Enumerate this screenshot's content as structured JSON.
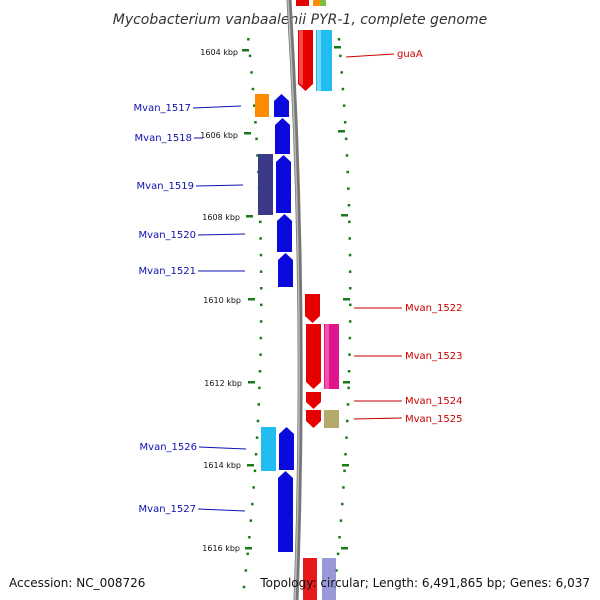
{
  "title": "Mycobacterium vanbaalenii PYR-1, complete genome",
  "accession": "Accession: NC_008726",
  "topology": "Topology: circular; Length: 6,491,865 bp; Genes: 6,037",
  "kbp_labels": [
    "1604 kbp",
    "1606 kbp",
    "1608 kbp",
    "1610 kbp",
    "1612 kbp",
    "1614 kbp",
    "1616 kbp"
  ],
  "genes_left": [
    "Mvan_1517",
    "Mvan_1518",
    "Mvan_1519",
    "Mvan_1520",
    "Mvan_1521",
    "Mvan_1526",
    "Mvan_1527"
  ],
  "genes_right": [
    "guaA",
    "Mvan_1522",
    "Mvan_1523",
    "Mvan_1524",
    "Mvan_1525"
  ],
  "colors": {
    "left_label": "#1010b0",
    "right_label": "#cc0000",
    "tick": "#1a7a1a",
    "backbone": "#888888",
    "blue_gene": "#0a0adc",
    "red_gene": "#e60000",
    "cyan_gene": "#22bdf0",
    "orange_gene": "#ff8c00",
    "navy_gene": "#3a3a88",
    "magenta_gene": "#e0148c",
    "olive_gene": "#b4aa6c"
  }
}
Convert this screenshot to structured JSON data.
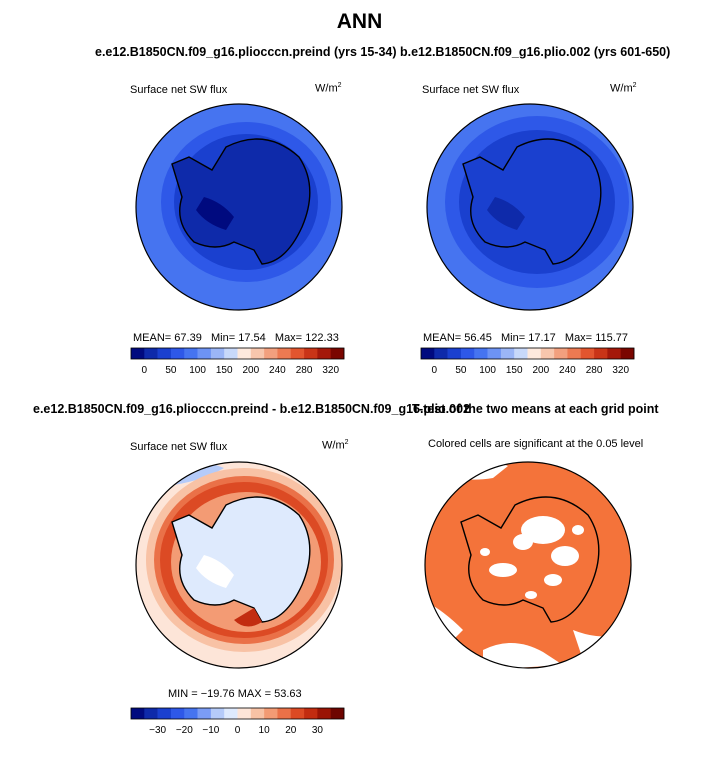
──────
* [What to work on]: Copy all records exactly; omit images.

* [Output for this task]:
Enumerate this screenshot's content as structured JSON.
{
  "title": "Mycobacterium vanbaalenii PYR-1, complete genome",
  "accession": "Accession: NC_008726",
  "topology": "Topology: circular; Length: 6,491,865 bp; Genes: 6,037",
  "kbp_labels": [
    "1604 kbp",
    "1606 kbp",
    "1608 kbp",
    "1610 kbp",
    "1612 kbp",
    "1614 kbp",
    "1616 kbp"
  ],
  "genes_left": [
    "Mvan_1517",
    "Mvan_1518",
    "Mvan_1519",
    "Mvan_1520",
    "Mvan_1521",
    "Mvan_1526",
    "Mvan_1527"
  ],
  "genes_right": [
    "guaA",
    "Mvan_1522",
    "Mvan_1523",
    "Mvan_1524",
    "Mvan_1525"
  ],
  "colors": {
    "left_label": "#1010b0",
    "right_label": "#cc0000",
    "tick": "#1a7a1a",
    "backbone": "#888888",
    "blue_gene": "#0a0adc",
    "red_gene": "#e60000",
    "cyan_gene": "#22bdf0",
    "orange_gene": "#ff8c00",
    "navy_gene": "#3a3a88",
    "magenta_gene": "#e0148c",
    "olive_gene": "#b4aa6c"
  }
}
Convert this screenshot to structured JSON data.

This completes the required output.